• **Data rows**
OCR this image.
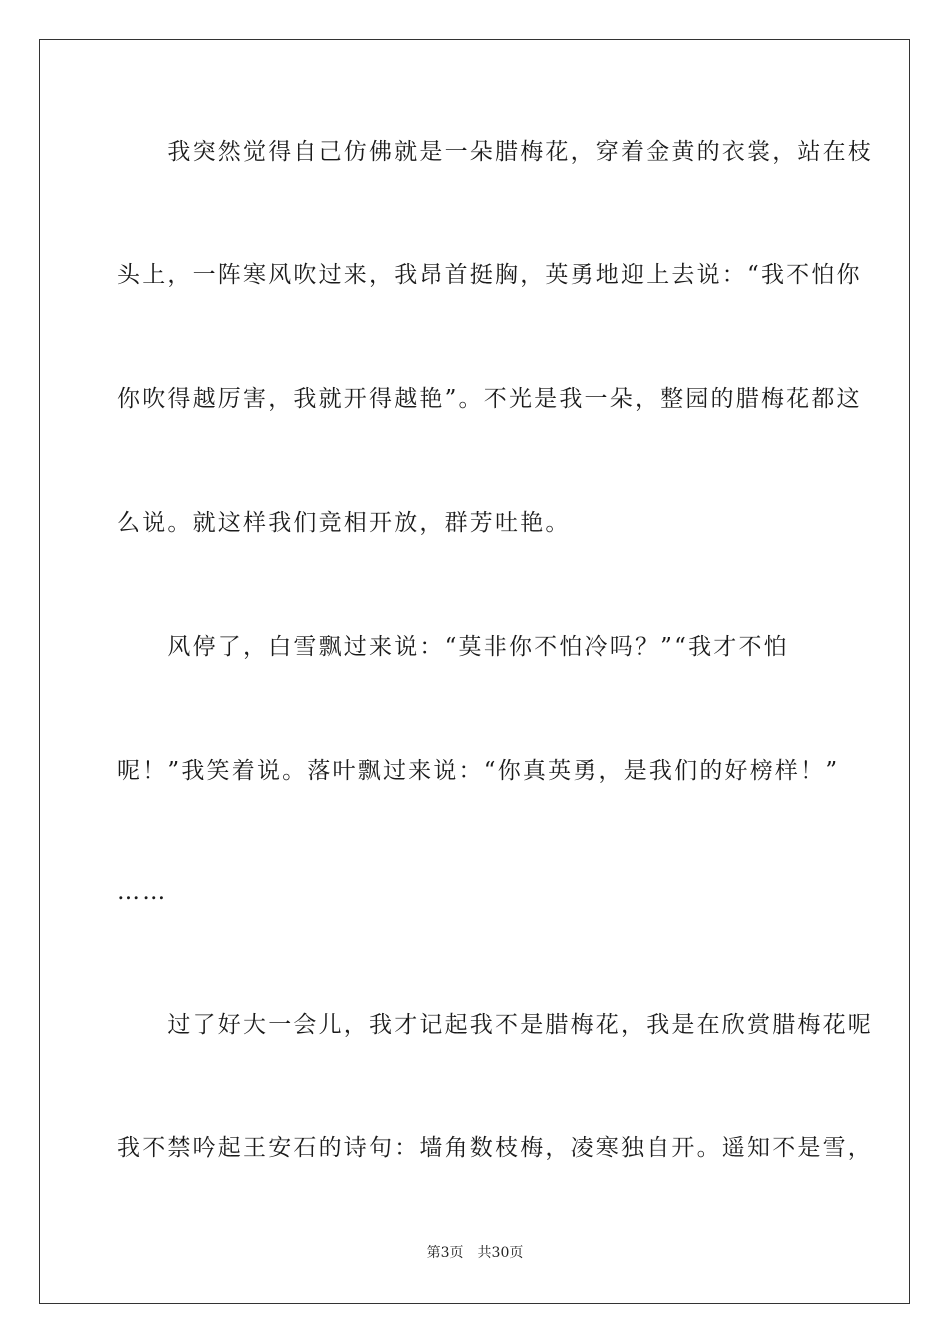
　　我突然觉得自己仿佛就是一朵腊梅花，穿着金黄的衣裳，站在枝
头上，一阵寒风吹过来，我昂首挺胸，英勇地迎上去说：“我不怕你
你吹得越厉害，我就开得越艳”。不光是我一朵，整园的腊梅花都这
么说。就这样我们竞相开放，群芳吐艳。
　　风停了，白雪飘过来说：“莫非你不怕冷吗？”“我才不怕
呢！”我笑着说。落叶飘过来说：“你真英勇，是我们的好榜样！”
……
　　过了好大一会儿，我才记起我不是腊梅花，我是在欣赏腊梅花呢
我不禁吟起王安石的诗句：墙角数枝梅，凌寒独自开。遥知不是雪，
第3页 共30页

• **What you have to do**
Set the pictures aside and transcribe the data above exactly.

• **Written reply**
OCR this image.
　　我突然觉得自己仿佛就是一朵腊梅花，穿着金黄的衣裳，站在枝
头上，一阵寒风吹过来，我昂首挺胸，英勇地迎上去说：“我不怕你
你吹得越厉害，我就开得越艳”。不光是我一朵，整园的腊梅花都这
么说。就这样我们竞相开放，群芳吐艳。
　　风停了，白雪飘过来说：“莫非你不怕冷吗？”“我才不怕
呢！”我笑着说。落叶飘过来说：“你真英勇，是我们的好榜样！”
……
　　过了好大一会儿，我才记起我不是腊梅花，我是在欣赏腊梅花呢
我不禁吟起王安石的诗句：墙角数枝梅，凌寒独自开。遥知不是雪，
第3页 共30页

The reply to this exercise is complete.